* Description of the task: Write out the entire listing below exactly as it appears, minus any pictures.

* Collected data:
:::::

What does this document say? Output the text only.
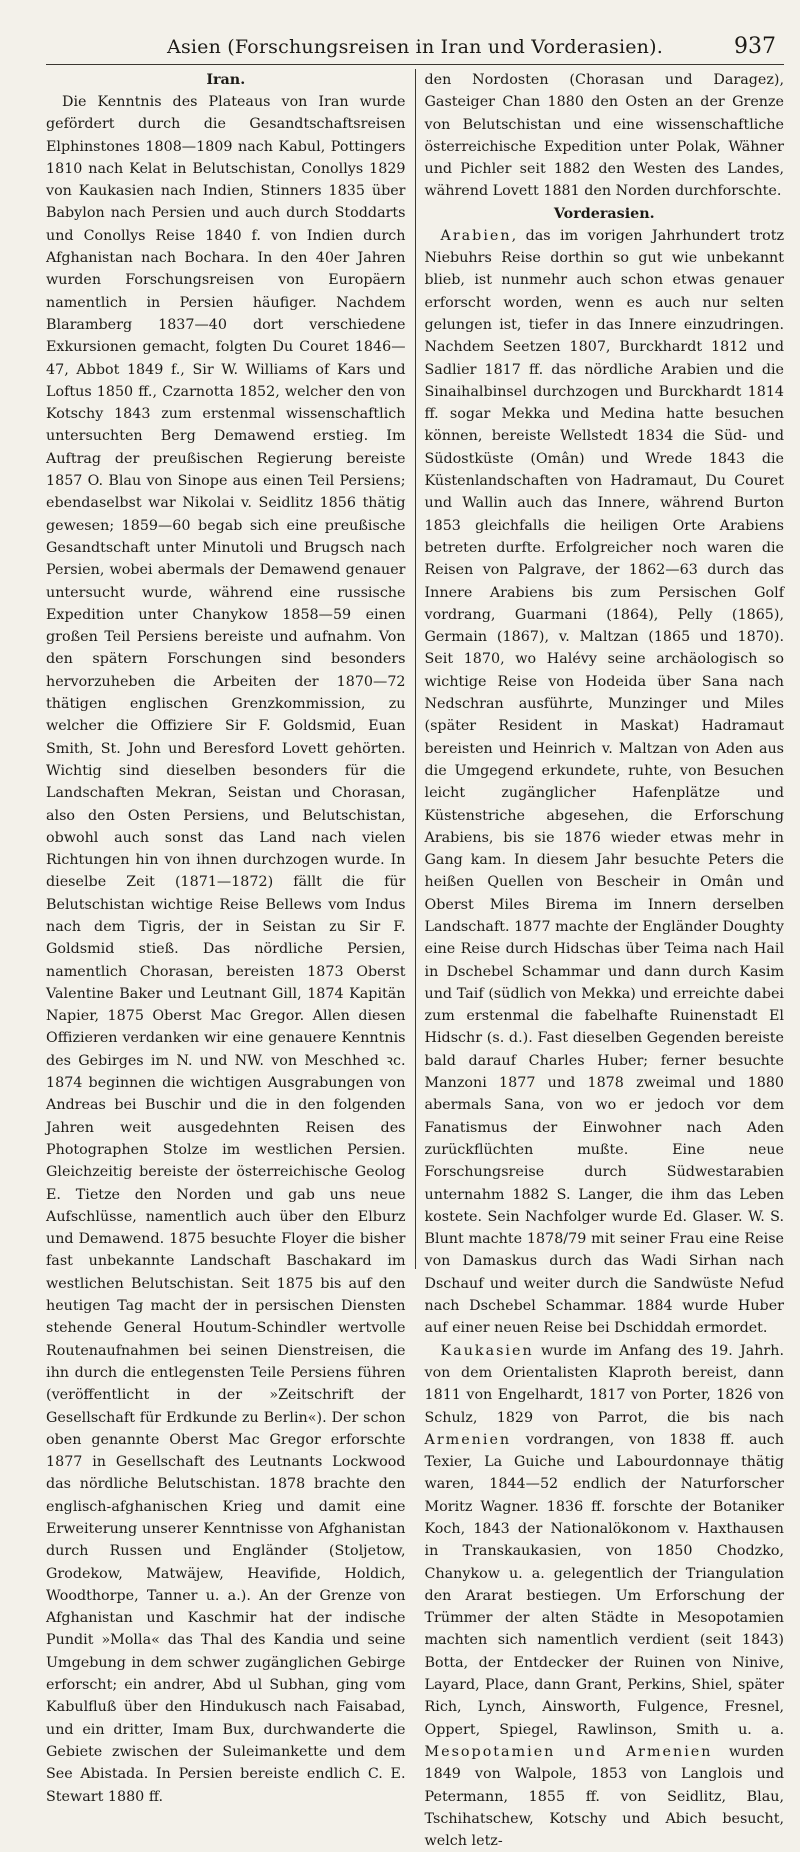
Asien (Forschungsreisen in Iran und Vorderasien).	937

Iran.

Die Kenntnis des Plateaus von Iran wurde gefördert durch die Gesandtschaftsreisen Elphinstones 1808—1809 nach Kabul, Pottingers 1810 nach Kelat in Belutschistan, Conollys 1829 von Kaukasien nach Indien, Stinners 1835 über Babylon nach Persien und auch durch Stoddarts und Conollys Reise 1840 f. von Indien durch Afghanistan nach Bochara. In den 40er Jahren wurden Forschungsreisen von Europäern namentlich in Persien häufiger. Nachdem Blaramberg 1837—40 dort verschiedene Exkursionen gemacht, folgten Du Couret 1846—47, Abbot 1849 f., Sir W. Williams of Kars und Loftus 1850 ff., Czarnotta 1852, welcher den von Kotschy 1843 zum erstenmal wissenschaftlich untersuchten Berg Demawend erstieg. Im Auftrag der preußischen Regierung bereiste 1857 O. Blau von Sinope aus einen Teil Persiens; ebendaselbst war Nikolai v. Seidlitz 1856 thätig gewesen; 1859—60 begab sich eine preußische Gesandtschaft unter Minutoli und Brugsch nach Persien, wobei abermals der Demawend genauer untersucht wurde, während eine russische Expedition unter Chanykow 1858—59 einen großen Teil Persiens bereiste und aufnahm. Von den spätern Forschungen sind besonders hervorzuheben die Arbeiten der 1870—72 thätigen englischen Grenzkommission, zu welcher die Offiziere Sir F. Goldsmid, Euan Smith, St. John und Beresford Lovett gehörten. Wichtig sind dieselben besonders für die Landschaften Mekran, Seistan und Chorasan, also den Osten Persiens, und Belutschistan, obwohl auch sonst das Land nach vielen Richtungen hin von ihnen durchzogen wurde. In dieselbe Zeit (1871—1872) fällt die für Belutschistan wichtige Reise Bellews vom Indus nach dem Tigris, der in Seistan zu Sir F. Goldsmid stieß. Das nördliche Persien, namentlich Chorasan, bereisten 1873 Oberst Valentine Baker und Leutnant Gill, 1874 Kapitän Napier, 1875 Oberst Mac Gregor. Allen diesen Offizieren verdanken wir eine genauere Kenntnis des Gebirges im N. und NW. von Meschhed ꝛc. 1874 beginnen die wichtigen Ausgrabungen von Andreas bei Buschir und die in den folgenden Jahren weit ausgedehnten Reisen des Photographen Stolze im westlichen Persien. Gleichzeitig bereiste der österreichische Geolog E. Tietze den Norden und gab uns neue Aufschlüsse, namentlich auch über den Elburz und Demawend. 1875 besuchte Floyer die bisher fast unbekannte Landschaft Baschakard im westlichen Belutschistan. Seit 1875 bis auf den heutigen Tag macht der in persischen Diensten stehende General Houtum-Schindler wertvolle Routenaufnahmen bei seinen Dienstreisen, die ihn durch die entlegensten Teile Persiens führen (veröffentlicht in der »Zeitschrift der Gesellschaft für Erdkunde zu Berlin«). Der schon oben genannte Oberst Mac Gregor erforschte 1877 in Gesellschaft des Leutnants Lockwood das nördliche Belutschistan. 1878 brachte den englisch-afghanischen Krieg und damit eine Erweiterung unserer Kenntnisse von Afghanistan durch Russen und Engländer (Stoljetow, Grodekow, Matwäjew, Heavifide, Holdich, Woodthorpe, Tanner u. a.). An der Grenze von Afghanistan und Kaschmir hat der indische Pundit »Molla« das Thal des Kandia und seine Umgebung in dem schwer zugänglichen Gebirge erforscht; ein andrer, Abd ul Subhan, ging vom Kabulfluß über den Hindukusch nach Faisabad, und ein dritter, Imam Bux, durchwanderte die Gebiete zwischen der Suleimankette und dem See Abistada. In Persien bereiste endlich C. E. Stewart 1880 ff.

den Nordosten (Chorasan und Daragez), Gasteiger Chan 1880 den Osten an der Grenze von Belutschistan und eine wissenschaftliche österreichische Expedition unter Polak, Wähner und Pichler seit 1882 den Westen des Landes, während Lovett 1881 den Norden durchforschte.

Vorderasien.

Arabien, das im vorigen Jahrhundert trotz Niebuhrs Reise dorthin so gut wie unbekannt blieb, ist nunmehr auch schon etwas genauer erforscht worden, wenn es auch nur selten gelungen ist, tiefer in das Innere einzudringen. Nachdem Seetzen 1807, Burckhardt 1812 und Sadlier 1817 ff. das nördliche Arabien und die Sinaihalbinsel durchzogen und Burckhardt 1814 ff. sogar Mekka und Medina hatte besuchen können, bereiste Wellstedt 1834 die Süd- und Südostküste (Omân) und Wrede 1843 die Küstenlandschaften von Hadramaut, Du Couret und Wallin auch das Innere, während Burton 1853 gleichfalls die heiligen Orte Arabiens betreten durfte. Erfolgreicher noch waren die Reisen von Palgrave, der 1862—63 durch das Innere Arabiens bis zum Persischen Golf vordrang, Guarmani (1864), Pelly (1865), Germain (1867), v. Maltzan (1865 und 1870). Seit 1870, wo Halévy seine archäologisch so wichtige Reise von Hodeida über Sana nach Nedschran ausführte, Munzinger und Miles (später Resident in Maskat) Hadramaut bereisten und Heinrich v. Maltzan von Aden aus die Umgegend erkundete, ruhte, von Besuchen leicht zugänglicher Hafenplätze und Küstenstriche abgesehen, die Erforschung Arabiens, bis sie 1876 wieder etwas mehr in Gang kam. In diesem Jahr besuchte Peters die heißen Quellen von Bescheir in Omân und Oberst Miles Birema im Innern derselben Landschaft. 1877 machte der Engländer Doughty eine Reise durch Hidschas über Teima nach Hail in Dschebel Schammar und dann durch Kasim und Taif (südlich von Mekka) und erreichte dabei zum erstenmal die fabelhafte Ruinenstadt El Hidschr (s. d.). Fast dieselben Gegenden bereiste bald darauf Charles Huber; ferner besuchte Manzoni 1877 und 1878 zweimal und 1880 abermals Sana, von wo er jedoch vor dem Fanatismus der Einwohner nach Aden zurückflüchten mußte. Eine neue Forschungsreise durch Südwestarabien unternahm 1882 S. Langer, die ihm das Leben kostete. Sein Nachfolger wurde Ed. Glaser. W. S. Blunt machte 1878/79 mit seiner Frau eine Reise von Damaskus durch das Wadi Sirhan nach Dschauf und weiter durch die Sandwüste Nefud nach Dschebel Schammar. 1884 wurde Huber auf einer neuen Reise bei Dschiddah ermordet.

Kaukasien wurde im Anfang des 19. Jahrh. von dem Orientalisten Klaproth bereist, dann 1811 von Engelhardt, 1817 von Porter, 1826 von Schulz, 1829 von Parrot, die bis nach Armenien vordrangen, von 1838 ff. auch Texier, La Guiche und Labourdonnaye thätig waren, 1844—52 endlich der Naturforscher Moritz Wagner. 1836 ff. forschte der Botaniker Koch, 1843 der Nationalökonom v. Haxthausen in Transkaukasien, von 1850 Chodzko, Chanykow u. a. gelegentlich der Triangulation den Ararat bestiegen. Um Erforschung der Trümmer der alten Städte in Mesopotamien machten sich namentlich verdient (seit 1843) Botta, der Entdecker der Ruinen von Ninive, Layard, Place, dann Grant, Perkins, Shiel, später Rich, Lynch, Ainsworth, Fulgence, Fresnel, Oppert, Spiegel, Rawlinson, Smith u. a. Mesopotamien und Armenien wurden 1849 von Walpole, 1853 von Langlois und Petermann, 1855 ff. von Seidlitz, Blau, Tschihatschew, Kotschy und Abich besucht, welch letz-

:::::

* Solution for this exercise:
What does this document say? Output the text only.
Asien (Forschungsreisen in Iran und Vorderasien).	937

Iran.

Die Kenntnis des Plateaus von Iran wurde gefördert durch die Gesandtschaftsreisen Elphinstones 1808—1809 nach Kabul, Pottingers 1810 nach Kelat in Belutschistan, Conollys 1829 von Kaukasien nach Indien, Stinners 1835 über Babylon nach Persien und auch durch Stoddarts und Conollys Reise 1840 f. von Indien durch Afghanistan nach Bochara. In den 40er Jahren wurden Forschungsreisen von Europäern namentlich in Persien häufiger. Nachdem Blaramberg 1837—40 dort verschiedene Exkursionen gemacht, folgten Du Couret 1846—47, Abbot 1849 f., Sir W. Williams of Kars und Loftus 1850 ff., Czarnotta 1852, welcher den von Kotschy 1843 zum erstenmal wissenschaftlich untersuchten Berg Demawend erstieg. Im Auftrag der preußischen Regierung bereiste 1857 O. Blau von Sinope aus einen Teil Persiens; ebendaselbst war Nikolai v. Seidlitz 1856 thätig gewesen; 1859—60 begab sich eine preußische Gesandtschaft unter Minutoli und Brugsch nach Persien, wobei abermals der Demawend genauer untersucht wurde, während eine russische Expedition unter Chanykow 1858—59 einen großen Teil Persiens bereiste und aufnahm. Von den spätern Forschungen sind besonders hervorzuheben die Arbeiten der 1870—72 thätigen englischen Grenzkommission, zu welcher die Offiziere Sir F. Goldsmid, Euan Smith, St. John und Beresford Lovett gehörten. Wichtig sind dieselben besonders für die Landschaften Mekran, Seistan und Chorasan, also den Osten Persiens, und Belutschistan, obwohl auch sonst das Land nach vielen Richtungen hin von ihnen durchzogen wurde. In dieselbe Zeit (1871—1872) fällt die für Belutschistan wichtige Reise Bellews vom Indus nach dem Tigris, der in Seistan zu Sir F. Goldsmid stieß. Das nördliche Persien, namentlich Chorasan, bereisten 1873 Oberst Valentine Baker und Leutnant Gill, 1874 Kapitän Napier, 1875 Oberst Mac Gregor. Allen diesen Offizieren verdanken wir eine genauere Kenntnis des Gebirges im N. und NW. von Meschhed ꝛc. 1874 beginnen die wichtigen Ausgrabungen von Andreas bei Buschir und die in den folgenden Jahren weit ausgedehnten Reisen des Photographen Stolze im westlichen Persien. Gleichzeitig bereiste der österreichische Geolog E. Tietze den Norden und gab uns neue Aufschlüsse, namentlich auch über den Elburz und Demawend. 1875 besuchte Floyer die bisher fast unbekannte Landschaft Baschakard im westlichen Belutschistan. Seit 1875 bis auf den heutigen Tag macht der in persischen Diensten stehende General Houtum-Schindler wertvolle Routenaufnahmen bei seinen Dienstreisen, die ihn durch die entlegensten Teile Persiens führen (veröffentlicht in der »Zeitschrift der Gesellschaft für Erdkunde zu Berlin«). Der schon oben genannte Oberst Mac Gregor erforschte 1877 in Gesellschaft des Leutnants Lockwood das nördliche Belutschistan. 1878 brachte den englisch-afghanischen Krieg und damit eine Erweiterung unserer Kenntnisse von Afghanistan durch Russen und Engländer (Stoljetow, Grodekow, Matwäjew, Heavifide, Holdich, Woodthorpe, Tanner u. a.). An der Grenze von Afghanistan und Kaschmir hat der indische Pundit »Molla« das Thal des Kandia und seine Umgebung in dem schwer zugänglichen Gebirge erforscht; ein andrer, Abd ul Subhan, ging vom Kabulfluß über den Hindukusch nach Faisabad, und ein dritter, Imam Bux, durchwanderte die Gebiete zwischen der Suleimankette und dem See Abistada. In Persien bereiste endlich C. E. Stewart 1880 ff.

den Nordosten (Chorasan und Daragez), Gasteiger Chan 1880 den Osten an der Grenze von Belutschistan und eine wissenschaftliche österreichische Expedition unter Polak, Wähner und Pichler seit 1882 den Westen des Landes, während Lovett 1881 den Norden durchforschte.

Vorderasien.

Arabien, das im vorigen Jahrhundert trotz Niebuhrs Reise dorthin so gut wie unbekannt blieb, ist nunmehr auch schon etwas genauer erforscht worden, wenn es auch nur selten gelungen ist, tiefer in das Innere einzudringen. Nachdem Seetzen 1807, Burckhardt 1812 und Sadlier 1817 ff. das nördliche Arabien und die Sinaihalbinsel durchzogen und Burckhardt 1814 ff. sogar Mekka und Medina hatte besuchen können, bereiste Wellstedt 1834 die Süd- und Südostküste (Omân) und Wrede 1843 die Küstenlandschaften von Hadramaut, Du Couret und Wallin auch das Innere, während Burton 1853 gleichfalls die heiligen Orte Arabiens betreten durfte. Erfolgreicher noch waren die Reisen von Palgrave, der 1862—63 durch das Innere Arabiens bis zum Persischen Golf vordrang, Guarmani (1864), Pelly (1865), Germain (1867), v. Maltzan (1865 und 1870). Seit 1870, wo Halévy seine archäologisch so wichtige Reise von Hodeida über Sana nach Nedschran ausführte, Munzinger und Miles (später Resident in Maskat) Hadramaut bereisten und Heinrich v. Maltzan von Aden aus die Umgegend erkundete, ruhte, von Besuchen leicht zugänglicher Hafenplätze und Küstenstriche abgesehen, die Erforschung Arabiens, bis sie 1876 wieder etwas mehr in Gang kam. In diesem Jahr besuchte Peters die heißen Quellen von Bescheir in Omân und Oberst Miles Birema im Innern derselben Landschaft. 1877 machte der Engländer Doughty eine Reise durch Hidschas über Teima nach Hail in Dschebel Schammar und dann durch Kasim und Taif (südlich von Mekka) und erreichte dabei zum erstenmal die fabelhafte Ruinenstadt El Hidschr (s. d.). Fast dieselben Gegenden bereiste bald darauf Charles Huber; ferner besuchte Manzoni 1877 und 1878 zweimal und 1880 abermals Sana, von wo er jedoch vor dem Fanatismus der Einwohner nach Aden zurückflüchten mußte. Eine neue Forschungsreise durch Südwestarabien unternahm 1882 S. Langer, die ihm das Leben kostete. Sein Nachfolger wurde Ed. Glaser. W. S. Blunt machte 1878/79 mit seiner Frau eine Reise von Damaskus durch das Wadi Sirhan nach Dschauf und weiter durch die Sandwüste Nefud nach Dschebel Schammar. 1884 wurde Huber auf einer neuen Reise bei Dschiddah ermordet.

Kaukasien wurde im Anfang des 19. Jahrh. von dem Orientalisten Klaproth bereist, dann 1811 von Engelhardt, 1817 von Porter, 1826 von Schulz, 1829 von Parrot, die bis nach Armenien vordrangen, von 1838 ff. auch Texier, La Guiche und Labourdonnaye thätig waren, 1844—52 endlich der Naturforscher Moritz Wagner. 1836 ff. forschte der Botaniker Koch, 1843 der Nationalökonom v. Haxthausen in Transkaukasien, von 1850 Chodzko, Chanykow u. a. gelegentlich der Triangulation den Ararat bestiegen. Um Erforschung der Trümmer der alten Städte in Mesopotamien machten sich namentlich verdient (seit 1843) Botta, der Entdecker der Ruinen von Ninive, Layard, Place, dann Grant, Perkins, Shiel, später Rich, Lynch, Ainsworth, Fulgence, Fresnel, Oppert, Spiegel, Rawlinson, Smith u. a. Mesopotamien und Armenien wurden 1849 von Walpole, 1853 von Langlois und Petermann, 1855 ff. von Seidlitz, Blau, Tschihatschew, Kotschy und Abich besucht, welch letz-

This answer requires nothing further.